----- AVAILABLE RECORDS -----

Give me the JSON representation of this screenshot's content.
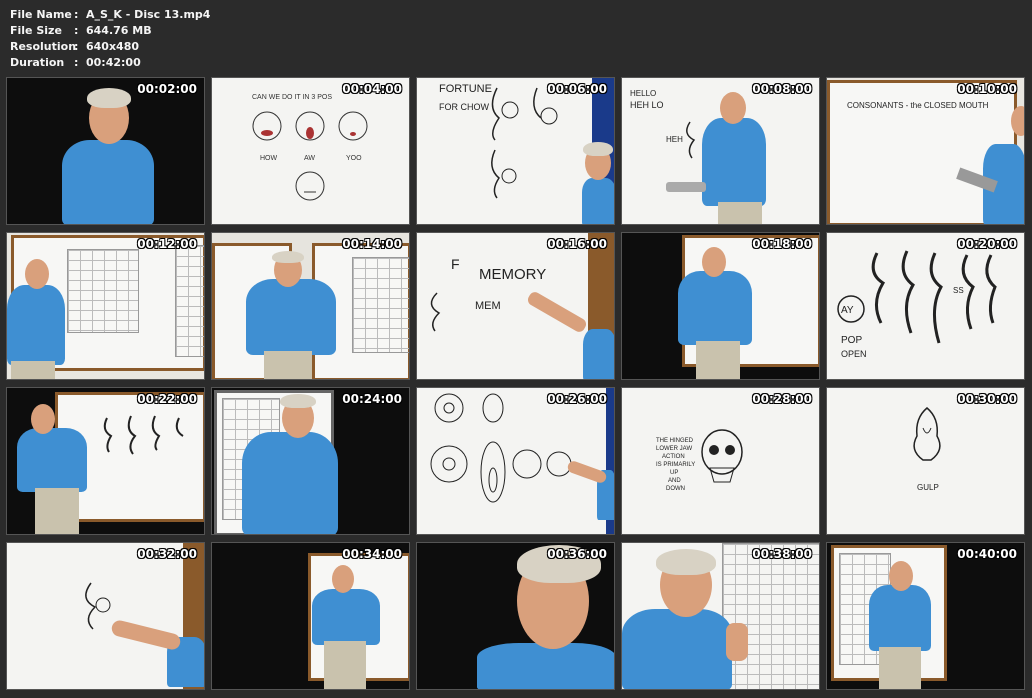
{
  "info": [
    {
      "label": "File Name",
      "sep": ":",
      "value": "A_S_K - Disc 13.mp4"
    },
    {
      "label": "File Size",
      "sep": ":",
      "value": "644.76 MB"
    },
    {
      "label": "Resolution",
      "sep": ":",
      "value": "640x480"
    },
    {
      "label": "Duration",
      "sep": ":",
      "value": "00:42:00"
    }
  ],
  "thumbnails": [
    {
      "time": "00:02:00"
    },
    {
      "time": "00:04:00",
      "text": [
        "CAN WE DO IT IN 3 POS",
        "HOW",
        "AW",
        "YOO"
      ]
    },
    {
      "time": "00:06:00",
      "text": [
        "FORTUNE",
        "FOR CHOW"
      ]
    },
    {
      "time": "00:08:00",
      "text": [
        "HELLO",
        "HEH LO",
        "HEH"
      ]
    },
    {
      "time": "00:10:00",
      "text": [
        "CONSONANTS - the CLOSED MOUTH"
      ]
    },
    {
      "time": "00:12:00"
    },
    {
      "time": "00:14:00"
    },
    {
      "time": "00:16:00",
      "text": [
        "F",
        "MEMORY",
        "MEM"
      ]
    },
    {
      "time": "00:18:00"
    },
    {
      "time": "00:20:00",
      "text": [
        "AY",
        "POP",
        "OPEN",
        "SS"
      ]
    },
    {
      "time": "00:22:00"
    },
    {
      "time": "00:24:00"
    },
    {
      "time": "00:26:00"
    },
    {
      "time": "00:28:00",
      "text": [
        "THE HINGED",
        "LOWER JAW",
        "ACTION",
        "IS PRIMARILY",
        "UP",
        "AND",
        "DOWN"
      ]
    },
    {
      "time": "00:30:00",
      "text": [
        "GULP"
      ]
    },
    {
      "time": "00:32:00"
    },
    {
      "time": "00:34:00"
    },
    {
      "time": "00:36:00"
    },
    {
      "time": "00:38:00"
    },
    {
      "time": "00:40:00"
    }
  ]
}
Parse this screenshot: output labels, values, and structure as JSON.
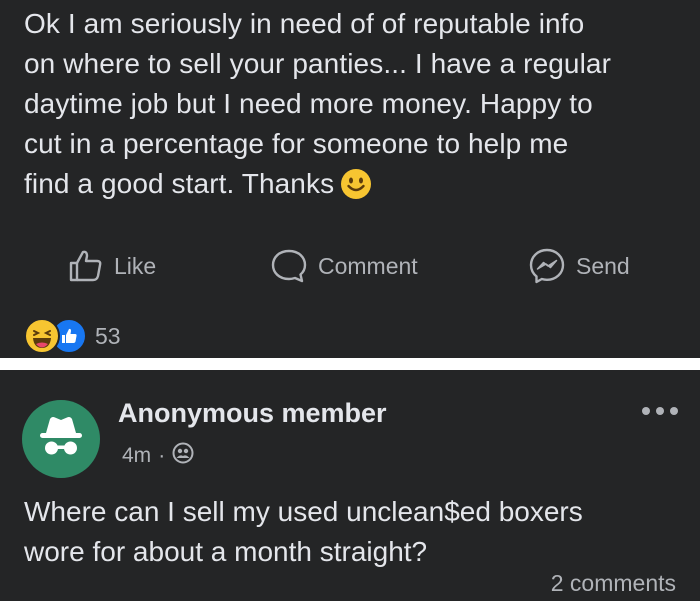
{
  "post1": {
    "lines": [
      "Ok I am seriously in need of of reputable info",
      "on where to sell your panties... I have a regular",
      "daytime job but I need more money. Happy to",
      "cut in a percentage for someone to help me",
      "find a good start. Thanks"
    ],
    "emoji": "smiley-emoji",
    "actions": {
      "like": "Like",
      "comment": "Comment",
      "send": "Send"
    },
    "reactions": {
      "icons": [
        "haha-reaction-icon",
        "like-reaction-icon"
      ],
      "count": "53"
    }
  },
  "post2": {
    "author": "Anonymous member",
    "time": "4m",
    "separator": "·",
    "privacy_icon": "group-privacy-icon",
    "avatar_icon": "anonymous-spy-icon",
    "lines": [
      "Where can I sell my used unclean$ed boxers",
      "wore for about a month straight?"
    ],
    "comments": "2 comments"
  },
  "colors": {
    "background": "#242526",
    "text": "#e4e6eb",
    "secondary": "#b0b3b8",
    "avatar": "#2f8a66",
    "like_blue": "#1877f2",
    "haha_yellow": "#f7c531"
  }
}
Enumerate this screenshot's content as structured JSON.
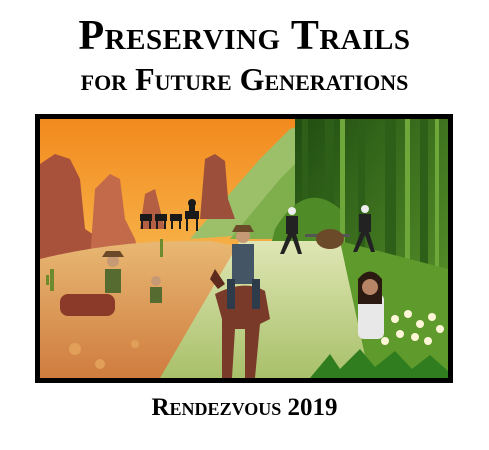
{
  "poster": {
    "title_line1": "Preserving Trails",
    "title_line2": "for Future Generations",
    "footer": "Rendezvous 2019"
  },
  "colors": {
    "frame": "#000000",
    "sky_orange": "#f7a12a",
    "sky_yellow": "#fbe18a",
    "desert_red": "#b5533a",
    "forest_green": "#3f7a22",
    "trail": "#c9d89a"
  }
}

-----

WHAT IS ASKED: Extract every line above containing the word "content".

RESULT FOR THIS EXERCISE:
Give me the JSON representation of this screenshot's content.
Enumerate this screenshot's content as structured JSON.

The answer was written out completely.